- [Défis]
(1) Recopiez un passage de l’article sur l’impatriation et l’exit tax en y substituant "retrait du Royaume-Uni de l’Union européenne" à "Brexit" : commencez aux mots "L’attractivité fiscale de" et arrêtez-vous après "de certains assouplissements.".
(2) Reprenez l’article sur l’impatriation et l’exit tax là où il s’interrompt.

- [Extrait de l’article]

+ + + + +

La lettre gestion des groupes internationaux

Mars 2019

De l’impatriation à l’exit tax : quand l’attractivité résulte autant d’un régime incitatif des cadres salariés en France que d’un assouplissement des conditions de l’exit tax en cas de départ de France

Publié le 15 mars 2019 à 10h27    Mis à jour le 15 mars 2019 à 16h38

Guillaume Collart, Nathalie Delmares et Antoine Boddaert, PwC Société d’Avocats

L’attractivité fiscale de la France passe aussi par la fiscalité des personnes physiques appelées à venir en France, par exemple dans le contexte du Brexit, ou à s’en éloigner provisoirement dans le cadre de leur activité professionnelle. C’est la raison pour laquelle la loi de finances pour 2019 a notamment opéré un aménagement du régime d’exonération partielle d’impôt sur le revenu applicable aux salariés et mandataires sociaux appelés de l’étranger pour occuper un emploi en France. Symétriquement, les contraintes qui pèsent sur les contribuables qui sont conduits à transférer temporairement leur domicile fiscal hors de France, concernés par l’exit tax à raison des plus-values latentes sur les valeurs mobilières qu’ils détiennent, ont bénéficié de certains assouplissements.

+ + + + +

- [Entrées]

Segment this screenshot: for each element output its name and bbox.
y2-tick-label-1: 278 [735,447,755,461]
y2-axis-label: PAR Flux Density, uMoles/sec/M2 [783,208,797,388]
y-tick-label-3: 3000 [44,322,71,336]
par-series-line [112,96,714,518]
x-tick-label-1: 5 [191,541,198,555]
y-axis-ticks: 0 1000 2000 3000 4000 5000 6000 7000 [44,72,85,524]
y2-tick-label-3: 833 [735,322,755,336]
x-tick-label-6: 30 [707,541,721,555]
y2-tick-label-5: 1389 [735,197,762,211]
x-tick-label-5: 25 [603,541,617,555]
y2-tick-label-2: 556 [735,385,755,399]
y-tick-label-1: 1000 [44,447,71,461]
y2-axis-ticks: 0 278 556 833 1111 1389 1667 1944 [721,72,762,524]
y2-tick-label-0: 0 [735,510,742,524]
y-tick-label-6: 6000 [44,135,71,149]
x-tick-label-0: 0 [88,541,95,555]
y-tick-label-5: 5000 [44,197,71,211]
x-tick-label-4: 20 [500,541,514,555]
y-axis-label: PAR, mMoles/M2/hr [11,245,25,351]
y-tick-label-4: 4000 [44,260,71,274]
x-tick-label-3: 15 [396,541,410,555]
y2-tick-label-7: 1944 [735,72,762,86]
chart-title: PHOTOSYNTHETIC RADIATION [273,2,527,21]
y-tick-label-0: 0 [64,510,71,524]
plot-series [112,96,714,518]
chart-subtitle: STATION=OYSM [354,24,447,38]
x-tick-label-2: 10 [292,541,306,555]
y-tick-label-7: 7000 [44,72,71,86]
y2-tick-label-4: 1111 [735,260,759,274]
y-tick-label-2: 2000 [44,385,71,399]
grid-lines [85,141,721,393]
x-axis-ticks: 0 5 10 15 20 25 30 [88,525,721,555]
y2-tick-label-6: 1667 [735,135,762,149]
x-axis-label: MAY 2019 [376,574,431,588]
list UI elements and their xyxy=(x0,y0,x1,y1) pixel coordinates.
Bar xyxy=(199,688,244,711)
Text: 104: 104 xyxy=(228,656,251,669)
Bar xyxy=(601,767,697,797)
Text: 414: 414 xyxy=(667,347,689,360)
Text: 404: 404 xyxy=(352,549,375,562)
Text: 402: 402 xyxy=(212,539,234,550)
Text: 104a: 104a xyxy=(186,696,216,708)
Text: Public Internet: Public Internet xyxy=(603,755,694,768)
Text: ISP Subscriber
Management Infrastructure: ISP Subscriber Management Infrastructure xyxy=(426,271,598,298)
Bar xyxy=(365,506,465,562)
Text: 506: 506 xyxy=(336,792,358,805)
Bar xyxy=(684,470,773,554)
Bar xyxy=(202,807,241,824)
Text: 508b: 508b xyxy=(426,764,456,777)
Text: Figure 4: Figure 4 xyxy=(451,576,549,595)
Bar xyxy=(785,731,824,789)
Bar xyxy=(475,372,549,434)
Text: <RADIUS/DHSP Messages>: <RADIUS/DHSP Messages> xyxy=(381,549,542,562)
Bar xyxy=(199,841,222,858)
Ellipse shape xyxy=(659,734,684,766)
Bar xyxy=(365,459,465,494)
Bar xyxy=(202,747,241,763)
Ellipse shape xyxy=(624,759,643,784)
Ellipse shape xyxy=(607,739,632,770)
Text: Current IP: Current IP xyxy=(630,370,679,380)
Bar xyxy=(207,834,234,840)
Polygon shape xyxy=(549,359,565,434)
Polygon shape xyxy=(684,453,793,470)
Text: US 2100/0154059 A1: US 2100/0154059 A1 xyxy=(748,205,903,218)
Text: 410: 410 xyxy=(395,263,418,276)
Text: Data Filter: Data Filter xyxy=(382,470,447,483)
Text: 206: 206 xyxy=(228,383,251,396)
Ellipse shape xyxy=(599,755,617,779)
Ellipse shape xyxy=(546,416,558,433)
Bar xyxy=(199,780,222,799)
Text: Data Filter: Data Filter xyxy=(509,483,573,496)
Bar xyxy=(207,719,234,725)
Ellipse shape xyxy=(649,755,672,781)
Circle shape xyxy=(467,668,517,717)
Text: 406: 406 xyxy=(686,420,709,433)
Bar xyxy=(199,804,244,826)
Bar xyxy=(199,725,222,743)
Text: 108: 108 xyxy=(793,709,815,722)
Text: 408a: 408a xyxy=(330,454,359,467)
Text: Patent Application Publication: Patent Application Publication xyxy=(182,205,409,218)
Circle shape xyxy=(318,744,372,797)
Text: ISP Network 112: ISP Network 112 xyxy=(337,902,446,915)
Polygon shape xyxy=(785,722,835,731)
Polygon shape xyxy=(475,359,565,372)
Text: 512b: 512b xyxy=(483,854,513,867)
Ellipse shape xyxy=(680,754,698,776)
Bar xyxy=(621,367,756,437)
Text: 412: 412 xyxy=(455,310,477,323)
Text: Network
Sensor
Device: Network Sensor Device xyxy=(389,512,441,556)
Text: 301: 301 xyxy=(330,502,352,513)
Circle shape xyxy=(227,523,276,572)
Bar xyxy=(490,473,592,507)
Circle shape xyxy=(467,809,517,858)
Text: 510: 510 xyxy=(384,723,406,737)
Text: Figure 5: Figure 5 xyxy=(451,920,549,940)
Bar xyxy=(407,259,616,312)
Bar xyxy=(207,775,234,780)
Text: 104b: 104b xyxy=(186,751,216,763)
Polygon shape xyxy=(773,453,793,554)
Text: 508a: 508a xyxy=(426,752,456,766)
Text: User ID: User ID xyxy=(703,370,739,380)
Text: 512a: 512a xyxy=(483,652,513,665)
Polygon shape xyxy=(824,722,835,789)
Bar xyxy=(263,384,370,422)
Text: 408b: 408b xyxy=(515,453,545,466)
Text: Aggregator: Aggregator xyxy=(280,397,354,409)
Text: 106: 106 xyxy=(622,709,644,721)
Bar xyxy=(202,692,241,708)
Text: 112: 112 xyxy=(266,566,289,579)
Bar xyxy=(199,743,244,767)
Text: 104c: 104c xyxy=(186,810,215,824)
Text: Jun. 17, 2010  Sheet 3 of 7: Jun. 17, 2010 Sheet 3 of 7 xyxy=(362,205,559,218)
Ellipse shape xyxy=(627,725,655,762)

+ + + + +

- [Résultats des tâches]
(1)
L’attractivité fiscale de la France passe aussi par la fiscalité des personnes physiques appelées à venir en France, par exemple dans le contexte du retrait du Royaume-Uni de l’Union européenne, ou à s’en éloigner provisoirement dans le cadre de leur activité professionnelle. C’est la raison pour laquelle la loi de finances pour 2019 a notamment opéré un aménagement du régime d’exonération partielle d’impôt sur le revenu applicable aux salariés et mandataires sociaux appelés de l’étranger pour occuper un emploi en France. Symétriquement, les contraintes qui pèsent sur les contribuables qui sont conduits à transférer temporairement leur domicile fiscal hors de France, concernés par l’exit tax à raison des plus-values latentes sur les valeurs mobilières qu’ils détiennent, ont bénéficié de certains assouplissements.

(2)
Par Guillaume Collart, avocat, PwC Société d’Avocats, Nathalie Delmares, avocat, PwC Société d’Avocats et Antoine Boddaert, PwC Société d’Avocats

Le régime des impatriés en matière d’impôt sur le revenu : des précisions attendues (article 155 B du CGI)

Depuis la loi du 4 août 2008, l’article 155 B du Code général des impôts prévoit une exonération partielle d’impôt sur le revenu, pour une durée limitée, au bénéfice des salariés et dirigeants de sociétés relevant du régime des salariés, appelés de l’étranger à occuper un emploi dans une entreprise établie en France, que ces personnes soient appelées par une société étrangère auprès d’une entreprise établie en France (mobilité intragroupe), ou directement recrutées à l’étranger par une entreprise établie en France (recrutement externe). L’exonération partielle d’impôt sur le revenu sur certains éléments de la rémunération et la moitié des revenus financiers de source étrangère est accordée jusqu’au 31 décembre de la huitième année suivant celle de la prise de fonction.

L’exonération d’impôt sur le revenu porte à la fois sur les suppléments de rémunération directement liés à l’exercice de l’activité professionnelle en France (c’est-à-dire la prime d’impatriation), ainsi que sur la part de rémunération se rapportant à l’activité exercée à l’étranger pour les besoins exclusifs de leur employeur.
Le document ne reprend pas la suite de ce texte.